Task directions —
Determine the number of lines containing the word "this". Reply with it and nothing else.

Dataset rows about figures —
☆ ☆ ☆

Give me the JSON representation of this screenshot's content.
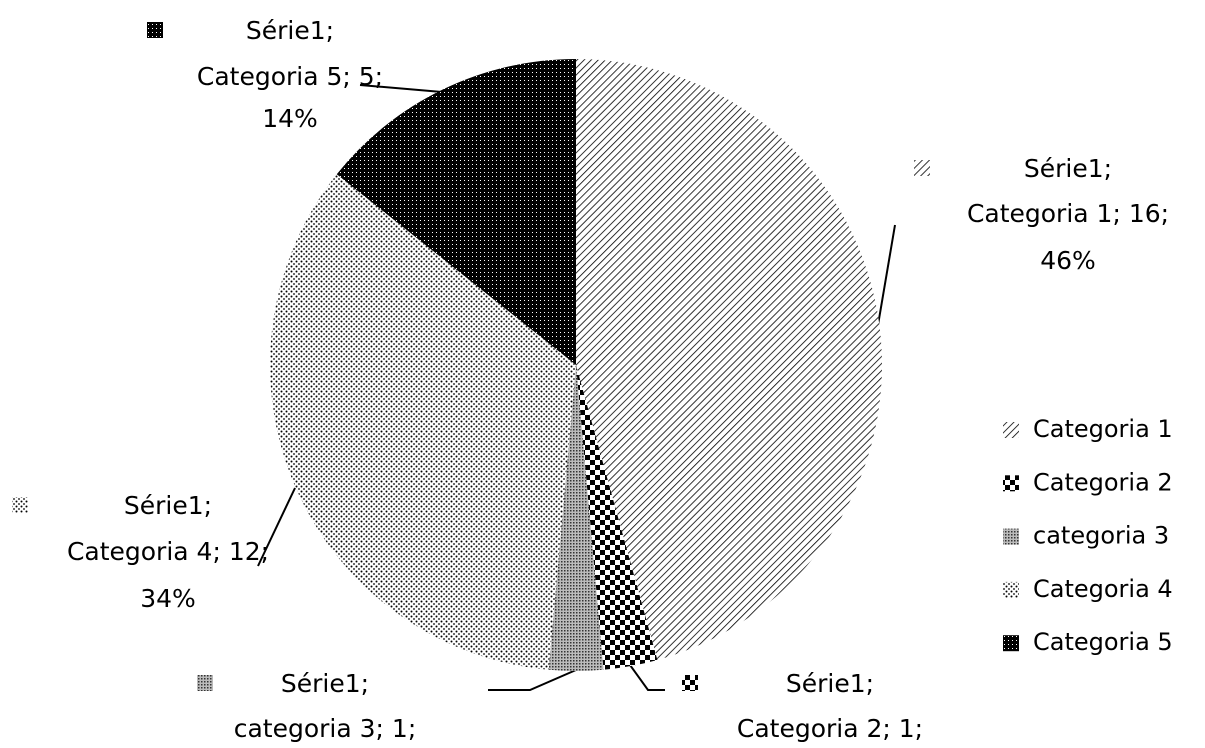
{
  "chart_data": {
    "type": "pie",
    "categories": [
      "Categoria 1",
      "Categoria 2",
      "categoria 3",
      "Categoria 4",
      "Categoria 5"
    ],
    "values": [
      16,
      1,
      1,
      12,
      5
    ],
    "value_labels": [
      [
        "Série1;",
        "Categoria 1; 16;",
        "46%"
      ],
      [
        "Série1;",
        "Categoria 2; 1;"
      ],
      [
        "Série1;",
        "categoria 3; 1;"
      ],
      [
        "Série1;",
        "Categoria 4; 12;",
        "34%"
      ],
      [
        "Série1;",
        "Categoria 5; 5;",
        "14%"
      ]
    ],
    "legend": "right"
  }
}
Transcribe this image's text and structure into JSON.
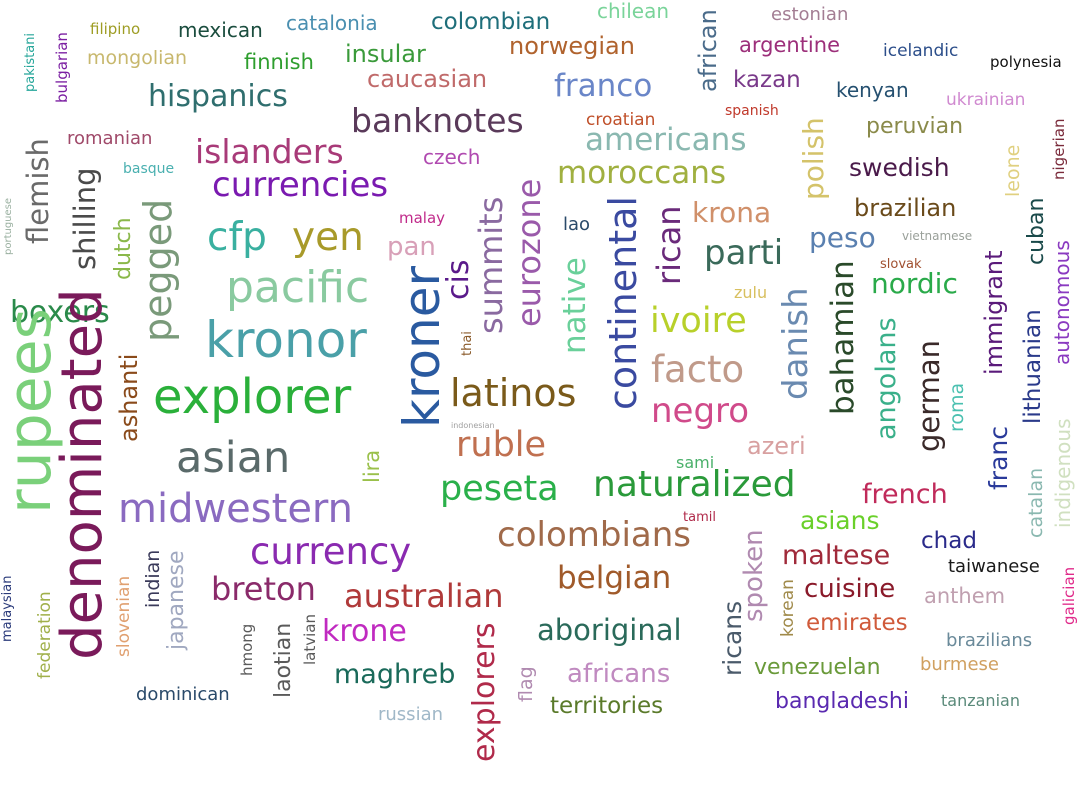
{
  "words": [
    {
      "text": "pakistani",
      "color": "#26a69a"
    },
    {
      "text": "bulgarian",
      "color": "#7b1fa2"
    },
    {
      "text": "filipino",
      "color": "#9e9d24"
    },
    {
      "text": "mexican",
      "color": "#1b4d3e"
    },
    {
      "text": "catalonia",
      "color": "#4a8fb0"
    },
    {
      "text": "colombian",
      "color": "#1e6e7a"
    },
    {
      "text": "chilean",
      "color": "#7ad49a"
    },
    {
      "text": "african",
      "color": "#4a6b8a"
    },
    {
      "text": "estonian",
      "color": "#a37d93"
    },
    {
      "text": "mongolian",
      "color": "#c8b86e"
    },
    {
      "text": "finnish",
      "color": "#2e9e2e"
    },
    {
      "text": "insular",
      "color": "#3a9a3a"
    },
    {
      "text": "norwegian",
      "color": "#b0632e"
    },
    {
      "text": "argentine",
      "color": "#9c2f7a"
    },
    {
      "text": "icelandic",
      "color": "#2c4e8a"
    },
    {
      "text": "polynesia",
      "color": "#111111"
    },
    {
      "text": "caucasian",
      "color": "#c06a6a"
    },
    {
      "text": "hispanics",
      "color": "#2f6e6e"
    },
    {
      "text": "franco",
      "color": "#6a86c8"
    },
    {
      "text": "kazan",
      "color": "#7a3a8a"
    },
    {
      "text": "kenyan",
      "color": "#255070"
    },
    {
      "text": "ukrainian",
      "color": "#d08ad0"
    },
    {
      "text": "spanish",
      "color": "#c0392b"
    },
    {
      "text": "nigerian",
      "color": "#7a2a3a"
    },
    {
      "text": "flemish",
      "color": "#6a6a6a"
    },
    {
      "text": "romanian",
      "color": "#a04a6a"
    },
    {
      "text": "banknotes",
      "color": "#5a3a5a"
    },
    {
      "text": "croatian",
      "color": "#c0502a"
    },
    {
      "text": "americans",
      "color": "#8ab8b0"
    },
    {
      "text": "polish",
      "color": "#d4c36a"
    },
    {
      "text": "peruvian",
      "color": "#8a8a4a"
    },
    {
      "text": "leone",
      "color": "#e0d080"
    },
    {
      "text": "portuguese",
      "color": "#9ab0a0"
    },
    {
      "text": "shilling",
      "color": "#4a4a4a"
    },
    {
      "text": "islanders",
      "color": "#a83a78"
    },
    {
      "text": "czech",
      "color": "#b04ab0"
    },
    {
      "text": "basque",
      "color": "#4ab0b0"
    },
    {
      "text": "swedish",
      "color": "#4a1a4a"
    },
    {
      "text": "cuban",
      "color": "#1a4a4a"
    },
    {
      "text": "currencies",
      "color": "#7a1ab0"
    },
    {
      "text": "moroccans",
      "color": "#a0b040"
    },
    {
      "text": "summits",
      "color": "#8a6aa0"
    },
    {
      "text": "eurozone",
      "color": "#9a5aaa"
    },
    {
      "text": "brazilian",
      "color": "#6a4a1a"
    },
    {
      "text": "pegged",
      "color": "#7a9a7a"
    },
    {
      "text": "dutch",
      "color": "#8ab84a"
    },
    {
      "text": "krona",
      "color": "#d0906a"
    },
    {
      "text": "autonomous",
      "color": "#8a3ac0"
    },
    {
      "text": "cfp",
      "color": "#3ab0a0"
    },
    {
      "text": "yen",
      "color": "#a89a2a"
    },
    {
      "text": "malay",
      "color": "#c02a8a"
    },
    {
      "text": "lao",
      "color": "#2a4a6a"
    },
    {
      "text": "rican",
      "color": "#6a2a7a"
    },
    {
      "text": "peso",
      "color": "#5a80b0"
    },
    {
      "text": "vietnamese",
      "color": "#9aa09a"
    },
    {
      "text": "immigrant",
      "color": "#5a1a7a"
    },
    {
      "text": "pan",
      "color": "#d8a0b8"
    },
    {
      "text": "cis",
      "color": "#5a1a8a"
    },
    {
      "text": "parti",
      "color": "#3a6a5a"
    },
    {
      "text": "slovak",
      "color": "#a05030"
    },
    {
      "text": "pacific",
      "color": "#8acaa0"
    },
    {
      "text": "boxers",
      "color": "#2a8a4a"
    },
    {
      "text": "native",
      "color": "#6ad09a"
    },
    {
      "text": "continental",
      "color": "#3a4aa0"
    },
    {
      "text": "zulu",
      "color": "#d8c060"
    },
    {
      "text": "nordic",
      "color": "#2aaa4a"
    },
    {
      "text": "rupees",
      "color": "#7ad07a"
    },
    {
      "text": "denominated",
      "color": "#7a1a5a"
    },
    {
      "text": "kronor",
      "color": "#4aa0a8"
    },
    {
      "text": "kroner",
      "color": "#2a5aa0"
    },
    {
      "text": "ivoire",
      "color": "#b8d02a"
    },
    {
      "text": "danish",
      "color": "#6a8ab0"
    },
    {
      "text": "bahamian",
      "color": "#2a4a2a"
    },
    {
      "text": "lithuanian",
      "color": "#2a3a8a"
    },
    {
      "text": "thai",
      "color": "#8a5a2a"
    },
    {
      "text": "ashanti",
      "color": "#8a4a1a"
    },
    {
      "text": "facto",
      "color": "#c09a8a"
    },
    {
      "text": "angolans",
      "color": "#3ab08a"
    },
    {
      "text": "german",
      "color": "#3a2a2a"
    },
    {
      "text": "roma",
      "color": "#4ac0b0"
    },
    {
      "text": "explorer",
      "color": "#2ab03a"
    },
    {
      "text": "latinos",
      "color": "#7a5a1a"
    },
    {
      "text": "negro",
      "color": "#d04a8a"
    },
    {
      "text": "indonesian",
      "color": "#a0a0a0"
    },
    {
      "text": "asian",
      "color": "#5a6a6a"
    },
    {
      "text": "ruble",
      "color": "#c07050"
    },
    {
      "text": "azeri",
      "color": "#d8a0a0"
    },
    {
      "text": "franc",
      "color": "#2a3a9a"
    },
    {
      "text": "indigenous",
      "color": "#d0e0c0"
    },
    {
      "text": "lira",
      "color": "#9ac04a"
    },
    {
      "text": "sami",
      "color": "#4ab06a"
    },
    {
      "text": "catalan",
      "color": "#8ab8b0"
    },
    {
      "text": "naturalized",
      "color": "#2a9a3a"
    },
    {
      "text": "peseta",
      "color": "#2ab04a"
    },
    {
      "text": "french",
      "color": "#c02a5a"
    },
    {
      "text": "midwestern",
      "color": "#8a6ac0"
    },
    {
      "text": "tamil",
      "color": "#b02a4a"
    },
    {
      "text": "asians",
      "color": "#6ad02a"
    },
    {
      "text": "colombians",
      "color": "#a06a4a"
    },
    {
      "text": "chad",
      "color": "#2a2a8a"
    },
    {
      "text": "currency",
      "color": "#8a2ab0"
    },
    {
      "text": "japanese",
      "color": "#a0a8c0"
    },
    {
      "text": "spoken",
      "color": "#b08ab0"
    },
    {
      "text": "maltese",
      "color": "#a02a3a"
    },
    {
      "text": "indian",
      "color": "#3a3a5a"
    },
    {
      "text": "taiwanese",
      "color": "#1a1a1a"
    },
    {
      "text": "galician",
      "color": "#e02a8a"
    },
    {
      "text": "belgian",
      "color": "#a05a2a"
    },
    {
      "text": "breton",
      "color": "#8a2a6a"
    },
    {
      "text": "slovenian",
      "color": "#e0a070"
    },
    {
      "text": "korean",
      "color": "#a08a4a"
    },
    {
      "text": "cuisine",
      "color": "#8a1a2a"
    },
    {
      "text": "anthem",
      "color": "#c0a0b0"
    },
    {
      "text": "malaysian",
      "color": "#2a3a7a"
    },
    {
      "text": "australian",
      "color": "#b03a3a"
    },
    {
      "text": "federation",
      "color": "#a0b04a"
    },
    {
      "text": "ricans",
      "color": "#4a5a6a"
    },
    {
      "text": "emirates",
      "color": "#d05a3a"
    },
    {
      "text": "krone",
      "color": "#c02ac0"
    },
    {
      "text": "aboriginal",
      "color": "#2a6a5a"
    },
    {
      "text": "brazilians",
      "color": "#6a8a9a"
    },
    {
      "text": "hmong",
      "color": "#5a5a5a"
    },
    {
      "text": "laotian",
      "color": "#5a5a5a"
    },
    {
      "text": "latvian",
      "color": "#5a5a5a"
    },
    {
      "text": "explorers",
      "color": "#b02a4a"
    },
    {
      "text": "flag",
      "color": "#b08ab0"
    },
    {
      "text": "maghreb",
      "color": "#1a6a5a"
    },
    {
      "text": "africans",
      "color": "#c08ac0"
    },
    {
      "text": "venezuelan",
      "color": "#6a9a3a"
    },
    {
      "text": "burmese",
      "color": "#d0a060"
    },
    {
      "text": "dominican",
      "color": "#2a4a6a"
    },
    {
      "text": "bangladeshi",
      "color": "#5a2ab0"
    },
    {
      "text": "tanzanian",
      "color": "#5a8a7a"
    },
    {
      "text": "territories",
      "color": "#5a7a2a"
    },
    {
      "text": "russian",
      "color": "#a0b8c8"
    }
  ]
}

☆ ☆ ☆

Answer to the problem —
2